__Set tasks__.
1. In the article about Frequency.com's funding, retype the passage that begins with the words "Harrison’s pitch is" and ends with "wanted to see.".
2. List every company that the article about Frequency.com's funding names as having bought a web video site or as reportedly showing interest in one.

__Document section__.

================================

Does the Web really need another service that helps you find Web videos?

Yes, say the investors in Frequency.com. They’ve put together a $3 million Series A round for the site, which promises to deliver “your customized stream of web video from all over the internet, all in one place.”

Frequency is run by Blair Harrison, best known as the guy who built iFilm.com and sold it to Viacom in 2005 (you can still find iFilm’s bones if you poke around Spike TV’s site).

Harrison says funding for the round comes from his pocketbook, as well from Limelight Networks co-founder Mike Gordon, who’s now working as chief strategy officer for Frequency. Other angels include some early Limelight investors.

Web video search and discovery sites are a dime a dozen. But there seems to be demand for them, too: Clicker, for instance, recently sold to CBS for something in the $100 million range, and I’ve heard the site was getting interest from the likes of Microsoft and Google.

Harrison’s pitch is that his service will find you stuff based on interests you tell it about, as well as pulling in all the video your friends are posting on Facebook and Twitter. Eventually, he says, the service will have enough data about you to start suggesting videos you didn’t know you wanted to see.

================================

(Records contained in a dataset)
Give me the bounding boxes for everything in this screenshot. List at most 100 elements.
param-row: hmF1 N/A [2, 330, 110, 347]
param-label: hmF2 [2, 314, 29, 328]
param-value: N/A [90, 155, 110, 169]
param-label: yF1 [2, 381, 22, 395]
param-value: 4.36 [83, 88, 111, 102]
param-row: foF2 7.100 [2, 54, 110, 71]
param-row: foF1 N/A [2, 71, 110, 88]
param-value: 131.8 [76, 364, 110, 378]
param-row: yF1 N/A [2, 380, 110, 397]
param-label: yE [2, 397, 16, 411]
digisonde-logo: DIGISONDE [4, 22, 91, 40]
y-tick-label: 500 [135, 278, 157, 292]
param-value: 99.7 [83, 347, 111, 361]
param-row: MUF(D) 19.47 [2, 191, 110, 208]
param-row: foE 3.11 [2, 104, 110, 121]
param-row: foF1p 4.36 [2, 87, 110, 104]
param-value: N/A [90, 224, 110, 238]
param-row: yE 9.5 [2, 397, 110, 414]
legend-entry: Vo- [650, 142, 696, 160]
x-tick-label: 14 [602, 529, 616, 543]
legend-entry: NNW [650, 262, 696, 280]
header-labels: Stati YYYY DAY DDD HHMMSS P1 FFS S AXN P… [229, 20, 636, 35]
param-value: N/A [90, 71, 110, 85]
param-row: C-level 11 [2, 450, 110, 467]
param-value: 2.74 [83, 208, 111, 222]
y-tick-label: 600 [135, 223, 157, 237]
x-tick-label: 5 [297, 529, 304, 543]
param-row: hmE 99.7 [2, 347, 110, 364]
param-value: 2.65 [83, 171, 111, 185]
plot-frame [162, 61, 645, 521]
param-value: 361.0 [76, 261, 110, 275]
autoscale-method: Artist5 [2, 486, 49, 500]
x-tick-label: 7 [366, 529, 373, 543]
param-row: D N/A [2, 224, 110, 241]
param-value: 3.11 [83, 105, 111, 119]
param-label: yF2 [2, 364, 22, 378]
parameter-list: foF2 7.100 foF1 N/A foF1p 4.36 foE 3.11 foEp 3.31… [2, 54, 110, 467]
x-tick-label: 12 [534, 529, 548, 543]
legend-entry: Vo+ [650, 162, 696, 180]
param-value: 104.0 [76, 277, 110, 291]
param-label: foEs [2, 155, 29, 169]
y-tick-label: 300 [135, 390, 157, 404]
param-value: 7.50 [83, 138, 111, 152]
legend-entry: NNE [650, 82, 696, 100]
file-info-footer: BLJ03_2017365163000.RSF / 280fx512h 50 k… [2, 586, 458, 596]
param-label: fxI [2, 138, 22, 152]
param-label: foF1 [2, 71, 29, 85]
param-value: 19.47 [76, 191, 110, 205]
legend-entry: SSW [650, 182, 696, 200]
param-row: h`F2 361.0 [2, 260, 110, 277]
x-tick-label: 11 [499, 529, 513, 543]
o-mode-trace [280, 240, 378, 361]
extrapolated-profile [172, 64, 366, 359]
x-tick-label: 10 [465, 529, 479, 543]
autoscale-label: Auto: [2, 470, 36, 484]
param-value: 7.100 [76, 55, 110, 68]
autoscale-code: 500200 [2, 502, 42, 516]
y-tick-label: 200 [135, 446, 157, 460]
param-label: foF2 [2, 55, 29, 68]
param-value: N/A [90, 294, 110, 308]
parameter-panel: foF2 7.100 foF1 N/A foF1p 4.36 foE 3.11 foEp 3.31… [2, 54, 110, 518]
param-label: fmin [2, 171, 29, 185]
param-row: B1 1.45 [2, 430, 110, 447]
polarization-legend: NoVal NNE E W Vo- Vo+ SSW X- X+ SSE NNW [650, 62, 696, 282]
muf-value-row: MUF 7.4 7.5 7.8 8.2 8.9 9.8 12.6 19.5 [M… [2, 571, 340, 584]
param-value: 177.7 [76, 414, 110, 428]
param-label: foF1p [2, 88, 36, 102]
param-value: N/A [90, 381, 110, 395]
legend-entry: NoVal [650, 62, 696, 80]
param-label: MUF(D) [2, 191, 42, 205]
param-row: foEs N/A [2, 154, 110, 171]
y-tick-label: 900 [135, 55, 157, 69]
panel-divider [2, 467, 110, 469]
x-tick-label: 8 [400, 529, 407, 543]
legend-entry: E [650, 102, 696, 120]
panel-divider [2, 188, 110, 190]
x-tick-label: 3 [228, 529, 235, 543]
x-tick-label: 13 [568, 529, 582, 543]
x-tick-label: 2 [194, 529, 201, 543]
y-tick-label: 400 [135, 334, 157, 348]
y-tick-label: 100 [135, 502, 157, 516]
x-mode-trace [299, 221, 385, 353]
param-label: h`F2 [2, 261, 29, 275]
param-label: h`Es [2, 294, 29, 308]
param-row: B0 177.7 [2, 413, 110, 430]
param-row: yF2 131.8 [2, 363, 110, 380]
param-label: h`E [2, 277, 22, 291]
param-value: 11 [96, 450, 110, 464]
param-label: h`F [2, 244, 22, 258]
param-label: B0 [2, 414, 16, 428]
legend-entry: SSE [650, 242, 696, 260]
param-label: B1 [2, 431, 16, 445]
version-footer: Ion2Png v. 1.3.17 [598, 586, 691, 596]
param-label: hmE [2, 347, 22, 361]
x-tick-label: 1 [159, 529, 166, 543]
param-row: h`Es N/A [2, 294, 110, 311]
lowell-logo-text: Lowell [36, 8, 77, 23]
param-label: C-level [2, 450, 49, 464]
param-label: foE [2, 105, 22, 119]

================================

__Full answers__.
1.
Harrison’s pitch is that his service will find you stuff based on interests you tell it about, as well as pulling in all the video your friends are posting on Facebook and Twitter. Eventually, he says, the service will have enough data about you to start suggesting videos you didn’t know you wanted to see.

2.
Viacom
CBS
Microsoft
Google